_Exercise task_. Take each line that has the word "التطوع" and return it.
-- Start of Given data --
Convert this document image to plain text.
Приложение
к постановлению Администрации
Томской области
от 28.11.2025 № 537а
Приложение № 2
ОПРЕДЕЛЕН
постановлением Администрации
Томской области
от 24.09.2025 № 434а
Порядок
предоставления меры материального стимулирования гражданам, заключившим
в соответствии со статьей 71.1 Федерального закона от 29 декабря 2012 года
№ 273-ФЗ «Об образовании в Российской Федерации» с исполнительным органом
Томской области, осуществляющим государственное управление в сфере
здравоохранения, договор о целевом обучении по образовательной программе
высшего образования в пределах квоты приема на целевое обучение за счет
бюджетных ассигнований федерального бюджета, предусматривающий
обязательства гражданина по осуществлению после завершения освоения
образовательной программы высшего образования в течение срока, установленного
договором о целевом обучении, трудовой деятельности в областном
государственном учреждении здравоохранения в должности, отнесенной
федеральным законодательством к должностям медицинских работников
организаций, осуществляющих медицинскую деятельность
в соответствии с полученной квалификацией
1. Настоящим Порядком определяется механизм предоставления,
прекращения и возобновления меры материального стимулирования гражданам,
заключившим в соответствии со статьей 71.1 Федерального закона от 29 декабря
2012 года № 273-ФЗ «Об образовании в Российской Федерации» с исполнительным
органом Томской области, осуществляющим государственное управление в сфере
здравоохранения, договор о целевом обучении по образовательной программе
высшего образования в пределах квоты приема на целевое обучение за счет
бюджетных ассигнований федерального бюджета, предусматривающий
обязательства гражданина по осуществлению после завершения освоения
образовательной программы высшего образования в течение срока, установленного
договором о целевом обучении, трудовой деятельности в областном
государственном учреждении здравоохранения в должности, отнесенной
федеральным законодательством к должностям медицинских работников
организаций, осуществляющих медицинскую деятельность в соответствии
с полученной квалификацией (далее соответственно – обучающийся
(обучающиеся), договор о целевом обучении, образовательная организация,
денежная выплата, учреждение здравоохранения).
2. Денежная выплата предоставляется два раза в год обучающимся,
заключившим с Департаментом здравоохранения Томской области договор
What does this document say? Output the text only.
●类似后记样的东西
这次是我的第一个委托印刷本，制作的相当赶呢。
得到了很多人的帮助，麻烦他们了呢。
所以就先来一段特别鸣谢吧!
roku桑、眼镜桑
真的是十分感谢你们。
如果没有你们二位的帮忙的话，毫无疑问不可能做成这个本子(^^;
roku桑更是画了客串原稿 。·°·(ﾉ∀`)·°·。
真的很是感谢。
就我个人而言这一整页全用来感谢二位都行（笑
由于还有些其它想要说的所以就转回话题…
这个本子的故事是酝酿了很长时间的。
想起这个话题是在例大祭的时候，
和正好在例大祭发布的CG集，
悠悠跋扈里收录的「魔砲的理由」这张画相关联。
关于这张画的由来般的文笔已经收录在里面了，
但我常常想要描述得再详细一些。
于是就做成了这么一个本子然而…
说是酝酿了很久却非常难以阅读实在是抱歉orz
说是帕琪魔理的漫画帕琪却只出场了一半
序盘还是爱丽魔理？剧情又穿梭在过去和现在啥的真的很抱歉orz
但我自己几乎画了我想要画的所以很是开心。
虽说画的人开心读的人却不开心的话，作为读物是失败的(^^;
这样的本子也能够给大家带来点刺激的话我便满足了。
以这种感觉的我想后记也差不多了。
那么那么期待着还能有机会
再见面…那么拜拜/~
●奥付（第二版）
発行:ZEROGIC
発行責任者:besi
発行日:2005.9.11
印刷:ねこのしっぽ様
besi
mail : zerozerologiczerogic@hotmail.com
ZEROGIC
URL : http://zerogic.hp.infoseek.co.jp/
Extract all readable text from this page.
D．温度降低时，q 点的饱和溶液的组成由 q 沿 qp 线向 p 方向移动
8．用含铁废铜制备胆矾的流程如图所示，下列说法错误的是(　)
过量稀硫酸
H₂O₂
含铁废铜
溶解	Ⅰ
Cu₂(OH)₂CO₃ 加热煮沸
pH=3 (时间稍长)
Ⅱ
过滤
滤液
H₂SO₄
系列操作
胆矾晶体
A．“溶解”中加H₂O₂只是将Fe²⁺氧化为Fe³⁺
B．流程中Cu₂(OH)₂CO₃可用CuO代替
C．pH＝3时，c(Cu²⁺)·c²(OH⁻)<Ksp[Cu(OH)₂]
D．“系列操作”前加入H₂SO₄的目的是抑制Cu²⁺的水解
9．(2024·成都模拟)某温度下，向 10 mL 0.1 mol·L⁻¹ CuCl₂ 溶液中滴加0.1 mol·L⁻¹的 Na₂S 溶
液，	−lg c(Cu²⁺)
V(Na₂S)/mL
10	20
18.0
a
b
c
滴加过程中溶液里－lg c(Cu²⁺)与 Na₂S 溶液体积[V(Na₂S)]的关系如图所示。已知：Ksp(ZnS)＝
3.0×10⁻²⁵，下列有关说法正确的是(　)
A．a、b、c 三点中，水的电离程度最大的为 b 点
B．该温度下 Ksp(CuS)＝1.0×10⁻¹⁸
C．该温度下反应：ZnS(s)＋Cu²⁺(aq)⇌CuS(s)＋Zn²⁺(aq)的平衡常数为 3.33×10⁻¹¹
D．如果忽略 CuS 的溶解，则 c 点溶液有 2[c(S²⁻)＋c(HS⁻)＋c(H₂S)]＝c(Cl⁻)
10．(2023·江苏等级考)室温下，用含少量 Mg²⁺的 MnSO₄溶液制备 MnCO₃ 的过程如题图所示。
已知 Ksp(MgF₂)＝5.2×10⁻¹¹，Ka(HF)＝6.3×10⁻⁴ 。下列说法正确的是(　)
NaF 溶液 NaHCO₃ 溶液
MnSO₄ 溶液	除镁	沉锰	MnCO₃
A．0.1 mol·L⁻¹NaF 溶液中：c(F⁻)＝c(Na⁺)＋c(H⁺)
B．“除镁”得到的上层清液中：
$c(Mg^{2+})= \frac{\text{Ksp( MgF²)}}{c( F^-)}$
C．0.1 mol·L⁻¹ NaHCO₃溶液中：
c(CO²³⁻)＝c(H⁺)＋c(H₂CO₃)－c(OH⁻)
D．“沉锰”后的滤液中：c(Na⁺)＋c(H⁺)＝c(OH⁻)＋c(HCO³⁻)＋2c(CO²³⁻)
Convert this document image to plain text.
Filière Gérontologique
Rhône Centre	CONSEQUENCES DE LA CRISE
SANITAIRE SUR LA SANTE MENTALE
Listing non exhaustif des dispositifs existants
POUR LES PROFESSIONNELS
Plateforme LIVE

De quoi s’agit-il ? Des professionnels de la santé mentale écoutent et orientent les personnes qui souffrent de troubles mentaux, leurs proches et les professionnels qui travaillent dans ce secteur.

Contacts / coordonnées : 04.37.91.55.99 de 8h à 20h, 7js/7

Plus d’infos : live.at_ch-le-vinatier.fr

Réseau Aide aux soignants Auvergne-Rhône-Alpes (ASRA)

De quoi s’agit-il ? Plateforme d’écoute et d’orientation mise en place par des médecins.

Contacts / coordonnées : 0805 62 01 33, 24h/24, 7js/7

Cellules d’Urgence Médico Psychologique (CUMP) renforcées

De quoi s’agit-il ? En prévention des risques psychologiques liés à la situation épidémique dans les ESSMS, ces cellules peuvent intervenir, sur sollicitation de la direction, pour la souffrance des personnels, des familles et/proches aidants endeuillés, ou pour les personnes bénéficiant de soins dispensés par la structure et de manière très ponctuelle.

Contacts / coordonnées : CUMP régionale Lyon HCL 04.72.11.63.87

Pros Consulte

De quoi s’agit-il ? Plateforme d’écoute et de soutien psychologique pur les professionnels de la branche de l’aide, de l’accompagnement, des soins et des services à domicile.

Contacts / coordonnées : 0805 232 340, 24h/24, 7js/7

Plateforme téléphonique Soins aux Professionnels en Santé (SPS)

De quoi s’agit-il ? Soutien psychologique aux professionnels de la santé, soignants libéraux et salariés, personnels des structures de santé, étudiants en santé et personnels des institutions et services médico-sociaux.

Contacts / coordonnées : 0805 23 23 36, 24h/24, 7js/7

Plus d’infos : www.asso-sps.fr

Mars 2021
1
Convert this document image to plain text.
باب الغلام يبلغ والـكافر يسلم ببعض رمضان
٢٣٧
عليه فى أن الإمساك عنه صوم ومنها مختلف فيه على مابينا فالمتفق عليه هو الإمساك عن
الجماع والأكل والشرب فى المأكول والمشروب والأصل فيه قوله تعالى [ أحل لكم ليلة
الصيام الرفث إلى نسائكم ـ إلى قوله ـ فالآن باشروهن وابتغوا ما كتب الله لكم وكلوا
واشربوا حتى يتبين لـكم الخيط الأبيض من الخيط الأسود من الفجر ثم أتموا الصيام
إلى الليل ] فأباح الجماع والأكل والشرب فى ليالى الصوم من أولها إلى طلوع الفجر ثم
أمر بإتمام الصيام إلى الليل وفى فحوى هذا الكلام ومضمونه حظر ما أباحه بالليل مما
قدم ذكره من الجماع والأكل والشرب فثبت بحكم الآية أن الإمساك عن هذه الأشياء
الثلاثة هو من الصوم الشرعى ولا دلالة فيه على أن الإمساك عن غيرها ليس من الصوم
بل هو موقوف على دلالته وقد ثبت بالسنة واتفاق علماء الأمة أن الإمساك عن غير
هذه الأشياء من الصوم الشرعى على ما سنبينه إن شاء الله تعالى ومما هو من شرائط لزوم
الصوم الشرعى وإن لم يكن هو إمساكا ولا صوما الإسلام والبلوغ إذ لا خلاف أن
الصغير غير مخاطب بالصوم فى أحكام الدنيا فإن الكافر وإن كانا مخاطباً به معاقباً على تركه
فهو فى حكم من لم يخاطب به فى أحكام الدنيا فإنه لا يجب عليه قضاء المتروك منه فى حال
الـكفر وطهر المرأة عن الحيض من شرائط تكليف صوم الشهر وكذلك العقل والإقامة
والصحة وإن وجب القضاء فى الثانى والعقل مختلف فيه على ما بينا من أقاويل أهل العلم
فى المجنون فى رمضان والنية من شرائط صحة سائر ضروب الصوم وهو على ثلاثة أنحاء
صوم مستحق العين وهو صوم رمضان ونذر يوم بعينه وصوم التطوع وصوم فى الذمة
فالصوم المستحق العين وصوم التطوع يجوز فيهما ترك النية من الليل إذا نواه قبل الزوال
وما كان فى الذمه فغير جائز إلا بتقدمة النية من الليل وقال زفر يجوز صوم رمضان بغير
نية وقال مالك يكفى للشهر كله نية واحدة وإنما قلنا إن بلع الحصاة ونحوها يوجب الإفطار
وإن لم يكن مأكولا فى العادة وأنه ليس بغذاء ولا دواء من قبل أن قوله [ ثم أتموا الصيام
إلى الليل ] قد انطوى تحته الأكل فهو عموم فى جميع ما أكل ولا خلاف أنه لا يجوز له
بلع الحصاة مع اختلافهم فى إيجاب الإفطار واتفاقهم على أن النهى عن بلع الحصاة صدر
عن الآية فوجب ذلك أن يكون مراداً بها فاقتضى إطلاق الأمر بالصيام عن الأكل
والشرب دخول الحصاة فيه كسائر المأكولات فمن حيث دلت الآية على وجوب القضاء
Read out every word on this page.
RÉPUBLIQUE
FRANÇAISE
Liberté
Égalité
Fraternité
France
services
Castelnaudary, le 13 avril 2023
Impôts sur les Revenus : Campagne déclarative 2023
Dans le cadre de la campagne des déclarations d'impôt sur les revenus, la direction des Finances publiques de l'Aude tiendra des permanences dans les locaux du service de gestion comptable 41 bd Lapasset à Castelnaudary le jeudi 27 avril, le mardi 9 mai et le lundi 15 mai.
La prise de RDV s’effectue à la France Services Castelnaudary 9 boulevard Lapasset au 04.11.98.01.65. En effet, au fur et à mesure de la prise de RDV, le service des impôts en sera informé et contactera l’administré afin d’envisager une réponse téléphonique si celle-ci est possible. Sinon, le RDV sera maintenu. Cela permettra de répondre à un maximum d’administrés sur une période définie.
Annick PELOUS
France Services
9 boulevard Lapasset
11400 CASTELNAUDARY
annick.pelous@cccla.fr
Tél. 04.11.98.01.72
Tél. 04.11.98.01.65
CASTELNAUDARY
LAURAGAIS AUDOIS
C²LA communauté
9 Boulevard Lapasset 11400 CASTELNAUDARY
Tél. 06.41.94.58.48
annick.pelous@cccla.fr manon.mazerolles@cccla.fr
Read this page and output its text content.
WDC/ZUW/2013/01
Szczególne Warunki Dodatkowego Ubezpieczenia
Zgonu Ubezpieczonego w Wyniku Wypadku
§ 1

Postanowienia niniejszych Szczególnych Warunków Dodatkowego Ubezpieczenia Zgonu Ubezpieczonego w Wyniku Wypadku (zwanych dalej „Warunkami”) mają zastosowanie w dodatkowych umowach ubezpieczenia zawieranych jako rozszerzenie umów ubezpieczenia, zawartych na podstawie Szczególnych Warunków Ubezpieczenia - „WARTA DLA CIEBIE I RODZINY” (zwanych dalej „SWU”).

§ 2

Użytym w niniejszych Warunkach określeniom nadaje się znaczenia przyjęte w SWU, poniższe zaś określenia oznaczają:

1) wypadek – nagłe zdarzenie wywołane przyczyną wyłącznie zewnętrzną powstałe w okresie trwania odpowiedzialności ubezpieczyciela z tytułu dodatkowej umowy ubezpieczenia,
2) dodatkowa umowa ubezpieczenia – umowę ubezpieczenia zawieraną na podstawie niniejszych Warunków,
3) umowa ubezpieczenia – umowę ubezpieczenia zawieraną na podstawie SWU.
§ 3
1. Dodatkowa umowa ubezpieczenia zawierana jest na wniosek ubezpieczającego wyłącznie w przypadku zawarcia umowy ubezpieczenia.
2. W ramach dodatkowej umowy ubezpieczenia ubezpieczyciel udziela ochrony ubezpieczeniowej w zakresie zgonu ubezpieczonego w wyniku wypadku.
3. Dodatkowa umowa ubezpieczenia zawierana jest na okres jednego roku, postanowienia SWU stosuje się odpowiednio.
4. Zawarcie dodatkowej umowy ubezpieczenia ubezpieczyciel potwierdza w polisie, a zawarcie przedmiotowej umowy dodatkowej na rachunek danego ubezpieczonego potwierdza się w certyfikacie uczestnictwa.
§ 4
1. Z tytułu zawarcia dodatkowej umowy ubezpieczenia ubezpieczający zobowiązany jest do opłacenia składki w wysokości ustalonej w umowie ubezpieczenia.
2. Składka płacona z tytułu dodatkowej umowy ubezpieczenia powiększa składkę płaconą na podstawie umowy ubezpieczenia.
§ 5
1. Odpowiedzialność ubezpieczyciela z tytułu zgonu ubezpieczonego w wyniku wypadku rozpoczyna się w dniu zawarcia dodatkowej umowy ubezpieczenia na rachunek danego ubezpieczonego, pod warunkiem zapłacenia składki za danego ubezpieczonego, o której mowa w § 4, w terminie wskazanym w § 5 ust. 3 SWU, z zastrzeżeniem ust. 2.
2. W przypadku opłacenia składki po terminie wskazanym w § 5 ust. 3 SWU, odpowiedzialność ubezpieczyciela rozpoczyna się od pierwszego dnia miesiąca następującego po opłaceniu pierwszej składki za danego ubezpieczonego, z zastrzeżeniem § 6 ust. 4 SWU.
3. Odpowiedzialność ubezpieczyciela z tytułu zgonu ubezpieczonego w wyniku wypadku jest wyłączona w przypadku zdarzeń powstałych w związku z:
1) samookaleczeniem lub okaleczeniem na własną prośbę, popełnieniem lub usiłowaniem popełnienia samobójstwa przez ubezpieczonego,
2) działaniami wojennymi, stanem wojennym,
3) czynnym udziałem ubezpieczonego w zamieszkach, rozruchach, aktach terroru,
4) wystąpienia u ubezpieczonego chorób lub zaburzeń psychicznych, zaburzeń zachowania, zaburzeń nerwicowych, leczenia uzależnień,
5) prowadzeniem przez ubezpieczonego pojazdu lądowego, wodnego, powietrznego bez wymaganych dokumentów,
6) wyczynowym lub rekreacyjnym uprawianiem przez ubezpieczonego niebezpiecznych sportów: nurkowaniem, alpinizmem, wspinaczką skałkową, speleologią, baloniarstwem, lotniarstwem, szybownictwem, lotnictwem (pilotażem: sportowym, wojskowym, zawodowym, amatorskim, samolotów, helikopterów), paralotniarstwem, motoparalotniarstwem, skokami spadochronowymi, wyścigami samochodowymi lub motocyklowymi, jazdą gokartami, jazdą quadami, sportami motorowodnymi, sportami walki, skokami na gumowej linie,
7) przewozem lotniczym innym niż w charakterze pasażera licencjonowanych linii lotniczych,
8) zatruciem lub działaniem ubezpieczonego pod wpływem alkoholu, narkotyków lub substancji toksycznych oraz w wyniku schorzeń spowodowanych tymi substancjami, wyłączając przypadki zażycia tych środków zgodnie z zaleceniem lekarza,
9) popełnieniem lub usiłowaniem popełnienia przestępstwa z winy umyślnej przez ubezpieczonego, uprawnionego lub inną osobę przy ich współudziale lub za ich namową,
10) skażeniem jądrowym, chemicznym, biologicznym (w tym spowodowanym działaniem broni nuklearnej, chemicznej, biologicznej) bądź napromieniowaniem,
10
-- End of Given data --
_Task result_.
صوم مستحق العين وهو صوم رمضان ونذر يوم بعينه وصوم التطوع وصوم فى الذمة
فالصوم المستحق العين وصوم التطوع يجوز فيهما ترك النية من الليل إذا نواه قبل الزوال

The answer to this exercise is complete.